**STORED ROWS**
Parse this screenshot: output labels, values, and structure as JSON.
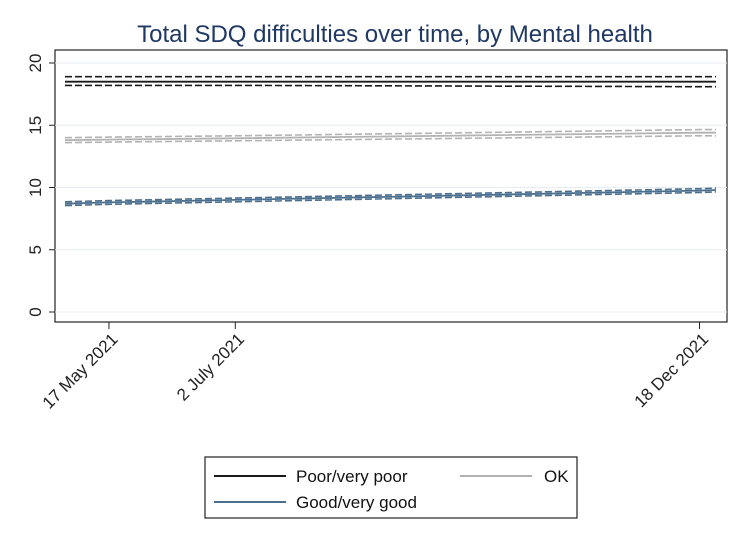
{
  "chart_data": {
    "type": "line",
    "title": "Total SDQ difficulties over time, by Mental health",
    "xlabel": "",
    "ylabel": "",
    "ylim": [
      0,
      20
    ],
    "yticks": [
      0,
      5,
      10,
      15,
      20
    ],
    "x_ticks": [
      "17 May 2021",
      "2 July 2021",
      "18 Dec 2021"
    ],
    "x": [
      "1 May 2021",
      "17 May 2021",
      "2 July 2021",
      "18 Dec 2021",
      "24 Dec 2021"
    ],
    "x_days": [
      0,
      16,
      62,
      231,
      237
    ],
    "grid": true,
    "legend_position": "bottom",
    "series": [
      {
        "name": "Poor/very poor",
        "color": "#1a1a1a",
        "values": [
          18.5,
          18.5,
          18.5,
          18.5,
          18.5
        ],
        "ci_lower": [
          18.2,
          18.2,
          18.2,
          18.1,
          18.1
        ],
        "ci_upper": [
          18.9,
          18.9,
          18.9,
          18.9,
          18.9
        ]
      },
      {
        "name": "OK",
        "color": "#b3b3b3",
        "values": [
          13.8,
          13.85,
          13.95,
          14.4,
          14.4
        ],
        "ci_lower": [
          13.6,
          13.65,
          13.75,
          14.15,
          14.15
        ],
        "ci_upper": [
          14.0,
          14.05,
          14.15,
          14.65,
          14.65
        ]
      },
      {
        "name": "Good/very good",
        "color": "#4a6f8f",
        "values": [
          8.7,
          8.8,
          9.0,
          9.75,
          9.8
        ],
        "ci_lower": [
          8.55,
          8.65,
          8.85,
          9.6,
          9.65
        ],
        "ci_upper": [
          8.85,
          8.95,
          9.15,
          9.9,
          9.95
        ]
      }
    ],
    "legend": [
      "Poor/very poor",
      "OK",
      "Good/very good"
    ]
  }
}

**TASK DESCRIPTION**
Give back the whole listing as it stands, minus its pictures.

**ANSWER TO THE EXERCISE**
Parse this screenshot: output labels, values, and structure as JSON.
{
  "chart_data": {
    "type": "line",
    "title": "Total SDQ difficulties over time, by Mental health",
    "xlabel": "",
    "ylabel": "",
    "ylim": [
      0,
      20
    ],
    "yticks": [
      0,
      5,
      10,
      15,
      20
    ],
    "x_ticks": [
      "17 May 2021",
      "2 July 2021",
      "18 Dec 2021"
    ],
    "x": [
      "1 May 2021",
      "17 May 2021",
      "2 July 2021",
      "18 Dec 2021",
      "24 Dec 2021"
    ],
    "x_days": [
      0,
      16,
      62,
      231,
      237
    ],
    "grid": true,
    "legend_position": "bottom",
    "series": [
      {
        "name": "Poor/very poor",
        "color": "#1a1a1a",
        "values": [
          18.5,
          18.5,
          18.5,
          18.5,
          18.5
        ],
        "ci_lower": [
          18.2,
          18.2,
          18.2,
          18.1,
          18.1
        ],
        "ci_upper": [
          18.9,
          18.9,
          18.9,
          18.9,
          18.9
        ]
      },
      {
        "name": "OK",
        "color": "#b3b3b3",
        "values": [
          13.8,
          13.85,
          13.95,
          14.4,
          14.4
        ],
        "ci_lower": [
          13.6,
          13.65,
          13.75,
          14.15,
          14.15
        ],
        "ci_upper": [
          14.0,
          14.05,
          14.15,
          14.65,
          14.65
        ]
      },
      {
        "name": "Good/very good",
        "color": "#4a6f8f",
        "values": [
          8.7,
          8.8,
          9.0,
          9.75,
          9.8
        ],
        "ci_lower": [
          8.55,
          8.65,
          8.85,
          9.6,
          9.65
        ],
        "ci_upper": [
          8.85,
          8.95,
          9.15,
          9.9,
          9.95
        ]
      }
    ],
    "legend": [
      "Poor/very poor",
      "OK",
      "Good/very good"
    ]
  }
}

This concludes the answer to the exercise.